## Records
----------
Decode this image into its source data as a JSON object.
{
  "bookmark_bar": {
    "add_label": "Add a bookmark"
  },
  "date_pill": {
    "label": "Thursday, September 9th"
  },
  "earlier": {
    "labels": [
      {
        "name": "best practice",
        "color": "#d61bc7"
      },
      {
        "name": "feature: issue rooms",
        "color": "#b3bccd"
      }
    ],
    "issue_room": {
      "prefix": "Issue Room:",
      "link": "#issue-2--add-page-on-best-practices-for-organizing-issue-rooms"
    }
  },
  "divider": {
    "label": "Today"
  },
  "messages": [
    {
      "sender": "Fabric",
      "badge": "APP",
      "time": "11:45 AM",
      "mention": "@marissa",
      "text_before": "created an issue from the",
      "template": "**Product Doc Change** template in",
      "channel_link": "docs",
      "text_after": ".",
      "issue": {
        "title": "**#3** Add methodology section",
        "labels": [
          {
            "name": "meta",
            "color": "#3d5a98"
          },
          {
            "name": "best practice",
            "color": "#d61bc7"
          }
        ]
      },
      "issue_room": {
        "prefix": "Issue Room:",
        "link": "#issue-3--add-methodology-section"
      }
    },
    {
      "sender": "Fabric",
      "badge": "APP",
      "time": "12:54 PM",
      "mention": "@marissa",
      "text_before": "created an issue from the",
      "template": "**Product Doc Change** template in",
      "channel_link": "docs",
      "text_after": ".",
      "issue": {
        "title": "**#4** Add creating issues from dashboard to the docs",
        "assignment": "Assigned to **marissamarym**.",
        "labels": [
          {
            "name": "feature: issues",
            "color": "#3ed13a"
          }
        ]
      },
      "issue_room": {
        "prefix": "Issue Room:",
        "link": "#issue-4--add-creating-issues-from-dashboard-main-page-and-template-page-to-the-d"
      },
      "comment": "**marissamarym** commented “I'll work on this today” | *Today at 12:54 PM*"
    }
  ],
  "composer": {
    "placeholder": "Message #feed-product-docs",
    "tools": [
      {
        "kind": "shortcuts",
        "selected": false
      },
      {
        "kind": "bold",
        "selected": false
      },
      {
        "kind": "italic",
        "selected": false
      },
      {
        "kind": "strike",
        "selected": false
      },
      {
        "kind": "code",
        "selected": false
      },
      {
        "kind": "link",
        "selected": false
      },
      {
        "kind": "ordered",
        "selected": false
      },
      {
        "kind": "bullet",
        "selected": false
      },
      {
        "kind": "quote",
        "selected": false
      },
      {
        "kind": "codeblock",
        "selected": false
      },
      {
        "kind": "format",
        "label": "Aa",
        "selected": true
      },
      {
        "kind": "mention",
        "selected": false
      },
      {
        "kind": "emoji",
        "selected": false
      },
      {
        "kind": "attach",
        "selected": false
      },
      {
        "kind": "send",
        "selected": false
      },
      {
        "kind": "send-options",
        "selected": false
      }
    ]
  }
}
----------
Copy every line of the listing that includes the string "this".

## Problem solution
Decode this image into its source data as a JSON object.
      "comment": "**marissamarym** commented “I'll work on this today” | *Today at 12:54 PM*"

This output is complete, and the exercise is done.